(Extracted data entries)
──────────

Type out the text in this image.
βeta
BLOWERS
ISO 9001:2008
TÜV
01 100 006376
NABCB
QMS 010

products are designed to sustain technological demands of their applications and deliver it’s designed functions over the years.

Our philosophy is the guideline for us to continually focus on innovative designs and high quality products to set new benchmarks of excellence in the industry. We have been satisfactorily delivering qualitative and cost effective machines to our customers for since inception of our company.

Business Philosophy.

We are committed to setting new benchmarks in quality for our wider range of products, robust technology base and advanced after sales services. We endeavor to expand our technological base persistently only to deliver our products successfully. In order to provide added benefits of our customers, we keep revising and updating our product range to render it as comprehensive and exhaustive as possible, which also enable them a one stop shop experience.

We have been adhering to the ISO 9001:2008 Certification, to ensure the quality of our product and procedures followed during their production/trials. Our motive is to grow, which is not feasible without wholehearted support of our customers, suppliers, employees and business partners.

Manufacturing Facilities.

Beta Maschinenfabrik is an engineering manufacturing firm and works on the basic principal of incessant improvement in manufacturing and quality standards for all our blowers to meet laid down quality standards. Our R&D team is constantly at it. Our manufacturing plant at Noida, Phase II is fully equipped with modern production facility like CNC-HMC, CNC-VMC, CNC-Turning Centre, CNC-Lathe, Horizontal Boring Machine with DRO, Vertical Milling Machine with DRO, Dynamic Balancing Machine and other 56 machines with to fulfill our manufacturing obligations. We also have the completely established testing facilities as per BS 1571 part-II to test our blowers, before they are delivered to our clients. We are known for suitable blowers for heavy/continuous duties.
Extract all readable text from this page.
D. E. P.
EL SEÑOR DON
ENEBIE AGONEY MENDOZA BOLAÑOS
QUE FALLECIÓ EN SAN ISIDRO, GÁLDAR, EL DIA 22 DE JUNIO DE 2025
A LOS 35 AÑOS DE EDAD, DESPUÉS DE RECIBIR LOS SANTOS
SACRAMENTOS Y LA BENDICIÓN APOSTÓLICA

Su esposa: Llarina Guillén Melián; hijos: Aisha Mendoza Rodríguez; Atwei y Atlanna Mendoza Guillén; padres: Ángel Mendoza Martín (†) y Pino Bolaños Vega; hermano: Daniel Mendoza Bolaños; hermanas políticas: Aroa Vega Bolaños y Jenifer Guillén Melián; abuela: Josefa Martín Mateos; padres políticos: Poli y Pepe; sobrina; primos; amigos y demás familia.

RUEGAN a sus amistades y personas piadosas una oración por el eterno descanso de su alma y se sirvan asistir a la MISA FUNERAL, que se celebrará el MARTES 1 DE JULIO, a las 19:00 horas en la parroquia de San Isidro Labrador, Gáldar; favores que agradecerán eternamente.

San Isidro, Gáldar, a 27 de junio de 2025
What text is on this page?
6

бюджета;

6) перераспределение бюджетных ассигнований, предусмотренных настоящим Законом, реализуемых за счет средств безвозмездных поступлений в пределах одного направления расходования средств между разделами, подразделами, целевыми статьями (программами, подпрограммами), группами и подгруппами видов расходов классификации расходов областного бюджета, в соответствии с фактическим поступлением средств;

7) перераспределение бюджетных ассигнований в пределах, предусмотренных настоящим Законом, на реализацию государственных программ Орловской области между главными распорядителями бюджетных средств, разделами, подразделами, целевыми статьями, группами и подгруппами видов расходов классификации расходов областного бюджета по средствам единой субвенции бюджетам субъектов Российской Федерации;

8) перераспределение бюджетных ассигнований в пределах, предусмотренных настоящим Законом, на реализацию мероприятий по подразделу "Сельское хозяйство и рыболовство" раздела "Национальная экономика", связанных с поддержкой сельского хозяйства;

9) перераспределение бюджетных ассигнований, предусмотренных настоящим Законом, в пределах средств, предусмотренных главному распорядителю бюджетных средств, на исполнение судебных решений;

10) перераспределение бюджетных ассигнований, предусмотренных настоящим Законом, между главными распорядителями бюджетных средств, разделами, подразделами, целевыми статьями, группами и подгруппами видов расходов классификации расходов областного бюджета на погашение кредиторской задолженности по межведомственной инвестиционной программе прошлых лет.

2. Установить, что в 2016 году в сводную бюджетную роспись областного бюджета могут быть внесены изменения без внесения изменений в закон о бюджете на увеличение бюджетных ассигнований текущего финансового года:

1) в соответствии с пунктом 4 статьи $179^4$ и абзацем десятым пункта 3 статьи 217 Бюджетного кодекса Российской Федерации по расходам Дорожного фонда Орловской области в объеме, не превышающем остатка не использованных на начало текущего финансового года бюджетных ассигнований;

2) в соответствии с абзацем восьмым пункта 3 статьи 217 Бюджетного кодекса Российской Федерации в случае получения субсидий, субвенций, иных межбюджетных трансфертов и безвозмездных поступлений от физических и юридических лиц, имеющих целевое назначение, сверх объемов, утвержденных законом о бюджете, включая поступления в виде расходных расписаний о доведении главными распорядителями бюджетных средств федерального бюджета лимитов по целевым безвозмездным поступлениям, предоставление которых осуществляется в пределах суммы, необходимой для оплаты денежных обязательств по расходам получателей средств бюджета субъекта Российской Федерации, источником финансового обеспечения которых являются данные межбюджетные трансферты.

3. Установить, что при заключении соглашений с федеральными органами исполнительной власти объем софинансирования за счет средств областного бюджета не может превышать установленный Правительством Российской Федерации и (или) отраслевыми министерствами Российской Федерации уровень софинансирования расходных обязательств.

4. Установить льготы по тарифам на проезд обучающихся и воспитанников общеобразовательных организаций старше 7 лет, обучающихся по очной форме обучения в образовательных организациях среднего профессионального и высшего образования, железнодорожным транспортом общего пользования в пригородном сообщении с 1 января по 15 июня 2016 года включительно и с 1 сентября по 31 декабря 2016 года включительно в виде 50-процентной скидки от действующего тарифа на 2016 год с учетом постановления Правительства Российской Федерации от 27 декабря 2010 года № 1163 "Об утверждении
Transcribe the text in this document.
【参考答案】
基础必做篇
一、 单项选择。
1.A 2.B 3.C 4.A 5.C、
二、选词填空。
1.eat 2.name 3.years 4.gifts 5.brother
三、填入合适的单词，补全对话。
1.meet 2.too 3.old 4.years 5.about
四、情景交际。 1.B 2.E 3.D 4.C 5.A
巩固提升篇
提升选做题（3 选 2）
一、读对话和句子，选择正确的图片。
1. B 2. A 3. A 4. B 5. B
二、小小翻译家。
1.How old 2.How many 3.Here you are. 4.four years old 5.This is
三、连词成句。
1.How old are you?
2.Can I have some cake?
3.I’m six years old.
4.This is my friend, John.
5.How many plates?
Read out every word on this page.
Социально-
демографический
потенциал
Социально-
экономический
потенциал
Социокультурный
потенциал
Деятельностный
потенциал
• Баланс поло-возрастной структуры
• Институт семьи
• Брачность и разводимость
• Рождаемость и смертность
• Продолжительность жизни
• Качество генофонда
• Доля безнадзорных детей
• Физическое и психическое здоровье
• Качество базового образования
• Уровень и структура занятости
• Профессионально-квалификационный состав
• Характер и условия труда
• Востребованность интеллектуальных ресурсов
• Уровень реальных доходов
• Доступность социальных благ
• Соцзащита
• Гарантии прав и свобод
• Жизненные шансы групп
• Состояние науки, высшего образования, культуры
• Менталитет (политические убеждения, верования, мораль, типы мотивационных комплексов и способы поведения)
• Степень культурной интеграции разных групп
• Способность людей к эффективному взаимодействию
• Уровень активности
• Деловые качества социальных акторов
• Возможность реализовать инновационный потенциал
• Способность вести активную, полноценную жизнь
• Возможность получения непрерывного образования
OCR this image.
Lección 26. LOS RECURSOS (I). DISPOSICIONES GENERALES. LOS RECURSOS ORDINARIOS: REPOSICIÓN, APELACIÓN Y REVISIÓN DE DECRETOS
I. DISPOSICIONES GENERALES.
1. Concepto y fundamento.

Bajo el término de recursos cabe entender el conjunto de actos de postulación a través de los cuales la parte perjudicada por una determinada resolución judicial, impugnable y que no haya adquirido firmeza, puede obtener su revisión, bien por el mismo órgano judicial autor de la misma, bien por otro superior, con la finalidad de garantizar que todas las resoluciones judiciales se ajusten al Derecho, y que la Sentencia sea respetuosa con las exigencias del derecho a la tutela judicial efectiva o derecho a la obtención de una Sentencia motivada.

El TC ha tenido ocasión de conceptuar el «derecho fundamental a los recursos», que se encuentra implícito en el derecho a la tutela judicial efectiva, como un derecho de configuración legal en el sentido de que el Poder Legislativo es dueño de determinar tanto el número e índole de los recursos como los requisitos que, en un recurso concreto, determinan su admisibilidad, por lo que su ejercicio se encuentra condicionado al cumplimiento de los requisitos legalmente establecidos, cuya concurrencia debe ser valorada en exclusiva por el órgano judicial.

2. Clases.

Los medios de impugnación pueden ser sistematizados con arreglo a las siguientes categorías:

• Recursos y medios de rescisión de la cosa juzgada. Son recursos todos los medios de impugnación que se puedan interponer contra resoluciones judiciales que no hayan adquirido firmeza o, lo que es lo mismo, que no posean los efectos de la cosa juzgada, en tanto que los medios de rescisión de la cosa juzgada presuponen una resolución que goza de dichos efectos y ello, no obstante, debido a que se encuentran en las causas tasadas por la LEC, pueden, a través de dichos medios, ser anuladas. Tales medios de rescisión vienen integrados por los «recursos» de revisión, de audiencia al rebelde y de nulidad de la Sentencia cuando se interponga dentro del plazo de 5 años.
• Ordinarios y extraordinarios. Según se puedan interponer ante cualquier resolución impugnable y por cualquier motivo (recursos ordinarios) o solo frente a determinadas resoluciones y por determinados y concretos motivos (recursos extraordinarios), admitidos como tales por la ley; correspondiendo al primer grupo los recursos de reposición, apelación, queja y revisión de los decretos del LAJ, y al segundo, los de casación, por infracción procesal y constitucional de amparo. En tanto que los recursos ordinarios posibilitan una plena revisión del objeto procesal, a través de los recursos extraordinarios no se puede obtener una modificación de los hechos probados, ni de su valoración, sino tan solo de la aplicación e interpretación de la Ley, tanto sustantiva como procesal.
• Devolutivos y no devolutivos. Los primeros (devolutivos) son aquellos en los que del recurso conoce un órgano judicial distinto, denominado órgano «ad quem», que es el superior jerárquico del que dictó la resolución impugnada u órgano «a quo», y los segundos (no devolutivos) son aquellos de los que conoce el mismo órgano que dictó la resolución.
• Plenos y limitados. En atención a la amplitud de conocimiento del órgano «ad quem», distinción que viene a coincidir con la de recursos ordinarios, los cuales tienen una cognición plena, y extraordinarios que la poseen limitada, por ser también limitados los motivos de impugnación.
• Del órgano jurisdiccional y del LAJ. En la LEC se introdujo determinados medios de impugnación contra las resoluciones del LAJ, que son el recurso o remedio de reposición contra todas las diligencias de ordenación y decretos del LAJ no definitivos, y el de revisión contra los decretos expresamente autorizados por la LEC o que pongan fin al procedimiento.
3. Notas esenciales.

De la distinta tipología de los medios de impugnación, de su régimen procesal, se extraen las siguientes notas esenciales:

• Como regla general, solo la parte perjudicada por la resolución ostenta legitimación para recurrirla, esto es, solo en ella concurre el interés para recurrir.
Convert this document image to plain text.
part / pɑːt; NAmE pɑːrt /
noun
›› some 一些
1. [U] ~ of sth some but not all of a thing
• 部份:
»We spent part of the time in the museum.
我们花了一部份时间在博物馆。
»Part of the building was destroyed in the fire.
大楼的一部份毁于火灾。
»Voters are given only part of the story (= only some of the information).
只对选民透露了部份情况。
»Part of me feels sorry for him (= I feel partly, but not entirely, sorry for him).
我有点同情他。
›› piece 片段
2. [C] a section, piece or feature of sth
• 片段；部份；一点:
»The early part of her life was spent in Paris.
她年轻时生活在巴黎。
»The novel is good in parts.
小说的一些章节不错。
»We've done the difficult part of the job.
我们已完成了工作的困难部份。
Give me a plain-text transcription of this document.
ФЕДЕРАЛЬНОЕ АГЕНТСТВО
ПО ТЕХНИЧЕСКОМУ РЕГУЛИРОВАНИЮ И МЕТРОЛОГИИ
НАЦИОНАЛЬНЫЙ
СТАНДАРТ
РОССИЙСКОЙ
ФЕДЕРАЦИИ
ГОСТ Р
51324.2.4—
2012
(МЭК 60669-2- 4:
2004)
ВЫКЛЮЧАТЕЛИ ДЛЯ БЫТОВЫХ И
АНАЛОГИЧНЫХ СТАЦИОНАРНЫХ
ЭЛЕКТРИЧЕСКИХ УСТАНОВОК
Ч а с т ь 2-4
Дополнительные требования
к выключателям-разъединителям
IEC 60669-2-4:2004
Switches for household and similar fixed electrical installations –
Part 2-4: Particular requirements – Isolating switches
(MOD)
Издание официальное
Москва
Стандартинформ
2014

──────────

[Task objective] Extract every line above containing the word "document".

[Final result]
Transcribe the text in this document.
Convert this document image to plain text.
Give me a plain-text transcription of this document.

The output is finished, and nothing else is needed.